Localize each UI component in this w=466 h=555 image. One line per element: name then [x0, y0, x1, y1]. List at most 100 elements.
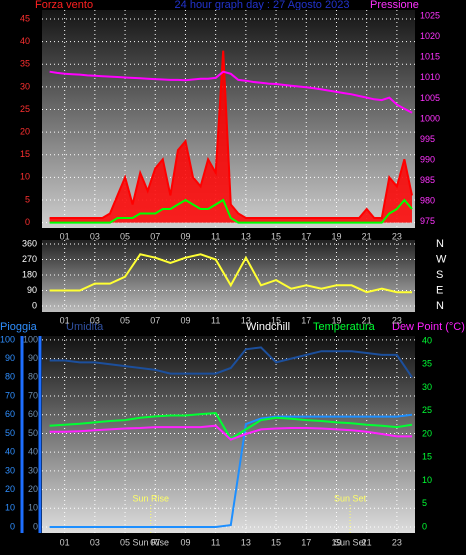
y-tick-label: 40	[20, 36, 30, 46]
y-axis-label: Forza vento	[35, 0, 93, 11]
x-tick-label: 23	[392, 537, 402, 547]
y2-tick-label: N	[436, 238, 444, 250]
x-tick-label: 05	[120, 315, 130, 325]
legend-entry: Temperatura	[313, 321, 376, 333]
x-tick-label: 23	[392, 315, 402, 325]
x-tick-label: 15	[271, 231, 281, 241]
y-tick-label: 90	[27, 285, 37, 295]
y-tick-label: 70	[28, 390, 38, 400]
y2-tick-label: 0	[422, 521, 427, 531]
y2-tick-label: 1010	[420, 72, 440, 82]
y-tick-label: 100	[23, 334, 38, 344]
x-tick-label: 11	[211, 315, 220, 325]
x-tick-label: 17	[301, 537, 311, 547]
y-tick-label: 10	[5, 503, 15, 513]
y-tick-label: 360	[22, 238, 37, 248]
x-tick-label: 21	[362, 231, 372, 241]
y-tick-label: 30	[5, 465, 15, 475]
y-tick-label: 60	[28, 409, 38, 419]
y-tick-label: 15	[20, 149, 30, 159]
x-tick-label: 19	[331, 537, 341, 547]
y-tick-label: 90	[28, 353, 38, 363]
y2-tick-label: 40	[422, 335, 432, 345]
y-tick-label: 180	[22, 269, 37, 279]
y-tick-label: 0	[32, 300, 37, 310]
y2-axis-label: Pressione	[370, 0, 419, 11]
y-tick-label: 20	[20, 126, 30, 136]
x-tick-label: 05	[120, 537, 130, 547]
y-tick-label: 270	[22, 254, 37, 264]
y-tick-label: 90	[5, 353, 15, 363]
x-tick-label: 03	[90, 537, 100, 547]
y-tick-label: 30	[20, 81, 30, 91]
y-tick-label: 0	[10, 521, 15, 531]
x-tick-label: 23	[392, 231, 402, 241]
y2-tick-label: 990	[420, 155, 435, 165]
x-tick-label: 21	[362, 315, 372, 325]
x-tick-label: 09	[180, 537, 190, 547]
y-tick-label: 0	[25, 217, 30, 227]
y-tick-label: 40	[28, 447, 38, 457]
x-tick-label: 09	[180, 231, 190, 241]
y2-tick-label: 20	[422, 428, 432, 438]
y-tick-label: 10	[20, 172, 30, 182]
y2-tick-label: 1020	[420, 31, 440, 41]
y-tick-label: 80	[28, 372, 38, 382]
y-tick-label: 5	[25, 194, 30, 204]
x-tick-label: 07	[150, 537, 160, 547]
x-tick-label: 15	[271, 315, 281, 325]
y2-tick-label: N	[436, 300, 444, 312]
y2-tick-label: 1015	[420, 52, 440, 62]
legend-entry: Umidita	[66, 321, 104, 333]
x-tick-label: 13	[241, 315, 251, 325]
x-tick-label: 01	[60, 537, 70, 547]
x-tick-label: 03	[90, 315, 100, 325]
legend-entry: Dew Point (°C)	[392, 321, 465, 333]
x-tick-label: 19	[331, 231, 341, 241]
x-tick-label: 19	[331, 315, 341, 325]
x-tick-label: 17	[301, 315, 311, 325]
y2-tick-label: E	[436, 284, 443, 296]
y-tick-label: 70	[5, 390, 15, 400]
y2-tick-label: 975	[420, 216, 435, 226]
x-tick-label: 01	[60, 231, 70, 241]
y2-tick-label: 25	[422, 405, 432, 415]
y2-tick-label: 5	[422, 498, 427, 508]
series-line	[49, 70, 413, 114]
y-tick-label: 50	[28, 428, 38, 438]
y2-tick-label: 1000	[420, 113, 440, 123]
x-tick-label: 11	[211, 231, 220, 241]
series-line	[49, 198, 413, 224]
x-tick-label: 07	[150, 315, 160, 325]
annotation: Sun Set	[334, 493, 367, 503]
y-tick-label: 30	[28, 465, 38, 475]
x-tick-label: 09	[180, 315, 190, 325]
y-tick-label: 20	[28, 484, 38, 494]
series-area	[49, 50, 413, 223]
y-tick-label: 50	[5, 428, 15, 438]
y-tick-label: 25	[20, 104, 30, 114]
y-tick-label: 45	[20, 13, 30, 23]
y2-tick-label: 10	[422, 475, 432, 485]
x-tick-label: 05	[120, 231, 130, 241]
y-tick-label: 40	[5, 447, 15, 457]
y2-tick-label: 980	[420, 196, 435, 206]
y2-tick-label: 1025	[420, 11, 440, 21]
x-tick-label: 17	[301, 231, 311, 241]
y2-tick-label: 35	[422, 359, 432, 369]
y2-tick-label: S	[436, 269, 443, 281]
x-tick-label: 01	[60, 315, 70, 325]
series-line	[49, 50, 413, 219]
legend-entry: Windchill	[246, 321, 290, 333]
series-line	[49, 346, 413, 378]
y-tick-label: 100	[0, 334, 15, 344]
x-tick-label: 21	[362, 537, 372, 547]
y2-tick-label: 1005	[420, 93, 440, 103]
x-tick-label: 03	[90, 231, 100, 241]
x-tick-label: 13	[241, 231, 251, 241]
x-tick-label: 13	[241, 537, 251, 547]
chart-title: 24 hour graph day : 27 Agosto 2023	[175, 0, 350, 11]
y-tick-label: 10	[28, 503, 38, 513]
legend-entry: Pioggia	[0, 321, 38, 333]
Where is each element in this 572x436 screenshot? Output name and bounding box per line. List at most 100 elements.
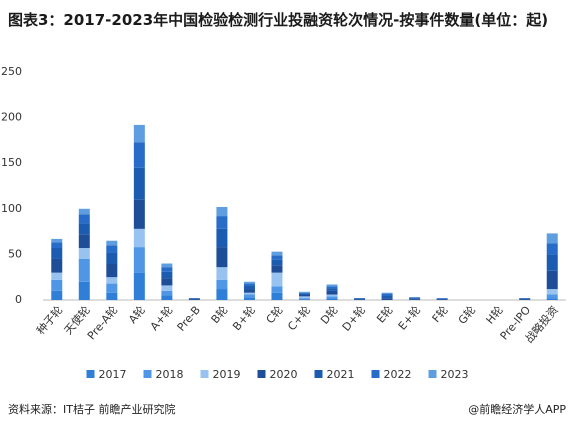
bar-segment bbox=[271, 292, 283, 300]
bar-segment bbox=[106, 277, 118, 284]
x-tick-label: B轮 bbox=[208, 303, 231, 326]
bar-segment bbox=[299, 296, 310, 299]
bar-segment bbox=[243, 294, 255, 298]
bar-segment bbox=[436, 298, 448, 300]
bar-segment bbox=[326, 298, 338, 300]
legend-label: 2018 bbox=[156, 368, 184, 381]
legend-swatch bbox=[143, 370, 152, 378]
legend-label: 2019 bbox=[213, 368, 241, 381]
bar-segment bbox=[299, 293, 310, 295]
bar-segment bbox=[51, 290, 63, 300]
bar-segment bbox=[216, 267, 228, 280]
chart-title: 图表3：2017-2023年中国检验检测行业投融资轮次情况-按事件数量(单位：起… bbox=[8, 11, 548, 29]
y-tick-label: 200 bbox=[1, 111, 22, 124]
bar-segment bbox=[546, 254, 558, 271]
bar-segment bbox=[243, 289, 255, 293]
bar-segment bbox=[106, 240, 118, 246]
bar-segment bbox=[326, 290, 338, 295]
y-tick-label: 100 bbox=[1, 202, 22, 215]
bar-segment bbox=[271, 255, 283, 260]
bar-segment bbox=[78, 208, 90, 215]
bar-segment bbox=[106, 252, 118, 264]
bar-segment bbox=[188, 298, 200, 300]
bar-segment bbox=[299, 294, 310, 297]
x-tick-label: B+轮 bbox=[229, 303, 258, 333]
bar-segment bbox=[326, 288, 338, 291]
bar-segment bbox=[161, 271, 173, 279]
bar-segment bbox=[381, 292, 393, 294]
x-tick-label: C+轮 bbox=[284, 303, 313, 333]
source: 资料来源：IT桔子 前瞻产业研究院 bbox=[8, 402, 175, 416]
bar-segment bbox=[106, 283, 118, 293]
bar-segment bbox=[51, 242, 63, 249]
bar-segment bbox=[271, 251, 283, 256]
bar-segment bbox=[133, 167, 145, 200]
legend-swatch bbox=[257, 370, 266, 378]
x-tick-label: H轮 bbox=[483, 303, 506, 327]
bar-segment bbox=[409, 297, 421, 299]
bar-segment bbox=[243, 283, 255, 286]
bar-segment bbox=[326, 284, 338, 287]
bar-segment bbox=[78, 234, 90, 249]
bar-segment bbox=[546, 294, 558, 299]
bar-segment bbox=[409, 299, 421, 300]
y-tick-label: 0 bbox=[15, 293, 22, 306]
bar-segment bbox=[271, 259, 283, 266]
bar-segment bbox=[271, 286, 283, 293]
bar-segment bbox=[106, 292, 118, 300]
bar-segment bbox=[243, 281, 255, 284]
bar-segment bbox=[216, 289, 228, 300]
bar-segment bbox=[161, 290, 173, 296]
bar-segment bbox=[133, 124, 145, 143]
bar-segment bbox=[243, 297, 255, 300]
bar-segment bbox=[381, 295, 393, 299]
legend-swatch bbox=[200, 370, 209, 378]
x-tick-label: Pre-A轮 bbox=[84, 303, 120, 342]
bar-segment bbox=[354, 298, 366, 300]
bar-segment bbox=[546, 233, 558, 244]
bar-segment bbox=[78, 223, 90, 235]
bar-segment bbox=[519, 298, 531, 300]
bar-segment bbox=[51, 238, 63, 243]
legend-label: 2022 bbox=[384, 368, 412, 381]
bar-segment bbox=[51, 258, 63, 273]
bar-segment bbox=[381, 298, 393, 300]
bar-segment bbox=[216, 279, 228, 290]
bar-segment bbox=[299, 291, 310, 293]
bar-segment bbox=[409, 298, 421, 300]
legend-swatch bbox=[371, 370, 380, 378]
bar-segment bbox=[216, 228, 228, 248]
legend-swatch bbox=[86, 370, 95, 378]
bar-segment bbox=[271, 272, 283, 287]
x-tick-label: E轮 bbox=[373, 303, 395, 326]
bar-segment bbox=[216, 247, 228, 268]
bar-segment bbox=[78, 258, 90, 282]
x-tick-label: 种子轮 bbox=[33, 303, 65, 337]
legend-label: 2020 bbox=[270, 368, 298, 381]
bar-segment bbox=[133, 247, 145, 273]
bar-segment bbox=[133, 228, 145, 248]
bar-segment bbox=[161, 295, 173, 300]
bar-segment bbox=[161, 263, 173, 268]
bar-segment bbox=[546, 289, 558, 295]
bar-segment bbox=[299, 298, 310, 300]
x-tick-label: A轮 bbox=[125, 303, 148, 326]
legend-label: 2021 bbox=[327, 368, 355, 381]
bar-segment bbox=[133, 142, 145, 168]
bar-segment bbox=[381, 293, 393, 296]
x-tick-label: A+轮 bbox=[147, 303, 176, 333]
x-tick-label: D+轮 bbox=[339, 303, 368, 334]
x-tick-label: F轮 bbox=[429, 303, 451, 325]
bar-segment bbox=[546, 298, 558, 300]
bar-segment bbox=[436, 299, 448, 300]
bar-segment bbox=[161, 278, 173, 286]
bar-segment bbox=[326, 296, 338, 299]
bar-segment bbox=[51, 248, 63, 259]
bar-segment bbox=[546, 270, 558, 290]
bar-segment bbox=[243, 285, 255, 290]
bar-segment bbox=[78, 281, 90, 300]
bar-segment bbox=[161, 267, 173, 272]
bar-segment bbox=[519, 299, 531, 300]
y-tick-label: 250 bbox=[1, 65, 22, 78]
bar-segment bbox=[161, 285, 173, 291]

════════════════

Extract from the material above every line containing the string "most".

Localize each UI component in this w=466 h=555 image. One line per element: name then [x0, y0, x1, y1]. List at most 100 elements.
Where is each element in this 572x436 screenshot? Output name and bounding box per line. List at most 100 elements.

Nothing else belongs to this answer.